# WHAT YOU SHOULD DO
Reproduce the passage of the article about the Faqirzada family from "The Faqirzada family" to "and from work.", word for word.

# PROVIDED TEXT
※ ※ ※
Jacobson is continuing a charitable tradition started by his parents. In 1976, they rented an empty New York City apartment, where Jacobson’s late Russian-born grandfather had lived, at a below-market rate to a refugee resettlement agency. A Jewish family that had escaped the Soviet Union moved in.
Jacobson referenced his heritage in a fundraising letter for the circle. “In Hebrew,” he wrote, “the word ‘Chai’, means ‘life’ and connotes hope. Each Hebrew letter has a numerical value. The letters in Chai add up to 18. Thus in my faith it is common to give gifts in multiples of $18. I trust that you can afford an $18 donation.”
Several of the circle’s leaders are Jewish, which initially surprised Faqirzada. “We never thought that non-Muslims will welcome a Muslim refugee,” she said during a second interview at her apartment over green tea, plates of almonds and Hersey’s chocolates. “But the way that they did, my mom appreciates that. My father appreciates that. My whole family, they are grateful.”
Jacobson returns that sentiment. He told the Afghans when they profusely thanked him: “You gave us the opportunity to experience something we’d otherwise would never have – to truly help people. We are very happy you decided to trust us and get on that airplane to NYC. Thank you. You owe us nothing. Your success, however you measure it, is our reward.”
The Faqirzada family have traveled far on the road to independence, prompting the circle to wind down its operations. Saida Faqirzada found two jobs and runs her companies. She’s the food service manager at a nearby hospital and also works in the administration at a local community college (she just proctored three exams). She had yet to master driving – “I had drivers” in Afghanistan, she acknowledged – so family members give her rides to and from work.
Her companies, Ariana Pro Services, a cleaning service with residential and corporate clients, and Ariana Feasts, the catering business, borrow branding from the ancient name for Afghanistan as well as the pop singer Ariana Grande. “I’m going to just put Ariana on every other business that I might start,” said Faqirzada.
The monthly “Afghan Ariana Feast” at Christ the King church arguably rivals firehouse pancake breakfasts on local social calendars. “There are a lot of people that build their third Thursday of the month around this and plan dinner parties,” said Susan Sprachman.
The family’s youngest daughter, now 12 and in middle school, checks in guests as they pick up meals ordered online. “Our sister,” said Faqirzada, “is one of the luckiest, she didn’t have to spend more than two, three months [ruled by] the Taliban”, which has banned women from receiving a secondary education. “She has the chance to go to a school and pursue her dreams.”
And they are big, if shifting, dreams: one day she wants to become a lawyer like her mother, and other days she envisions being a pilot. Her parents, said Faqirzada, want all their children to “pursue our dreams here that we couldn’t do in our country”.
David Wallis, whose Polish-born mother came to England as a refugee in 1939, is co-editor of Going for Broke: Living on the Edge in the World’s Richest Nation (Haymarket).
※ ※ ※
# SUPPLIED ENTRIES
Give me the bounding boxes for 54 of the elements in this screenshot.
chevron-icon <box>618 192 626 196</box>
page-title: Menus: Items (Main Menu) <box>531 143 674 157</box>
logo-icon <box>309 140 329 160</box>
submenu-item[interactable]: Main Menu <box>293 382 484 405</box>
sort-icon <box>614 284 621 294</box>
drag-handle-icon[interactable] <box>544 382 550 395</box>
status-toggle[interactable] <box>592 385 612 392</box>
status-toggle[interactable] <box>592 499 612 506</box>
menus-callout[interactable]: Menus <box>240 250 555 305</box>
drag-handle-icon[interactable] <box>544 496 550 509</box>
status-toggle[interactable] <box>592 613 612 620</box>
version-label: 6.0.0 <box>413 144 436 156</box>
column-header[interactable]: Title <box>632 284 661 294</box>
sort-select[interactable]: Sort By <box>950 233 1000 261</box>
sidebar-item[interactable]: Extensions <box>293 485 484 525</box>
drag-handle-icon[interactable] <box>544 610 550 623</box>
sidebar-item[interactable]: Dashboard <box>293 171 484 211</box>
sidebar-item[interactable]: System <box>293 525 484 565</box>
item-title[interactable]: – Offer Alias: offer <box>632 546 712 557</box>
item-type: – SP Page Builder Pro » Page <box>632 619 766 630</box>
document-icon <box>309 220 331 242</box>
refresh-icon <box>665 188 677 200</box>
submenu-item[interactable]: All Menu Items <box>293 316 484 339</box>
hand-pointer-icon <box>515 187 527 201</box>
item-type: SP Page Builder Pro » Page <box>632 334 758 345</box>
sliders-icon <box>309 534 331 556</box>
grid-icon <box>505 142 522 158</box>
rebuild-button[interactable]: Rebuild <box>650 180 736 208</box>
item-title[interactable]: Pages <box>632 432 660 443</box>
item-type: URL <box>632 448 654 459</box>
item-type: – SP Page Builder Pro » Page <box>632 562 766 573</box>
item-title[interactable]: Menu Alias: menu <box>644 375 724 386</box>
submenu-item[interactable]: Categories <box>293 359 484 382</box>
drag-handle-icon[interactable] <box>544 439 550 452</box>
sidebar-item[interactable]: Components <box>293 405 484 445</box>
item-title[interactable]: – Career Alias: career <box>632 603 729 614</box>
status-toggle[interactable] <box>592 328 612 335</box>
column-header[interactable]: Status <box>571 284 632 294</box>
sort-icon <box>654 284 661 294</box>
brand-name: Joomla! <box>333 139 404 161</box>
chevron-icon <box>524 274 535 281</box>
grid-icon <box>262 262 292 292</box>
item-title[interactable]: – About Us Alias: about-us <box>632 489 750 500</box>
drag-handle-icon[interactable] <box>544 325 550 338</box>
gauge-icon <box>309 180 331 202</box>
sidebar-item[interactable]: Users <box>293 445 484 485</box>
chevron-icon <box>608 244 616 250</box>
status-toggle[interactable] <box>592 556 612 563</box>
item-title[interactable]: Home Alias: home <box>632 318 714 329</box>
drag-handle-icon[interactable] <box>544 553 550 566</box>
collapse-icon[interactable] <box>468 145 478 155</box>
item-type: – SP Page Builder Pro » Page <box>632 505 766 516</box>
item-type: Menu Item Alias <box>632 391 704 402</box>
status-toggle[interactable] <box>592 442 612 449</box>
※ ※ ※
# RESULT OF THIS TASK
The Faqirzada family have traveled far on the road to independence, prompting the circle to wind down its operations. Saida Faqirzada found two jobs and runs her companies. She’s the food service manager at a nearby hospital and also works in the administration at a local community college (she just proctored three exams). She had yet to master driving – “I had drivers” in Afghanistan, she acknowledged – so family members give her rides to and from work.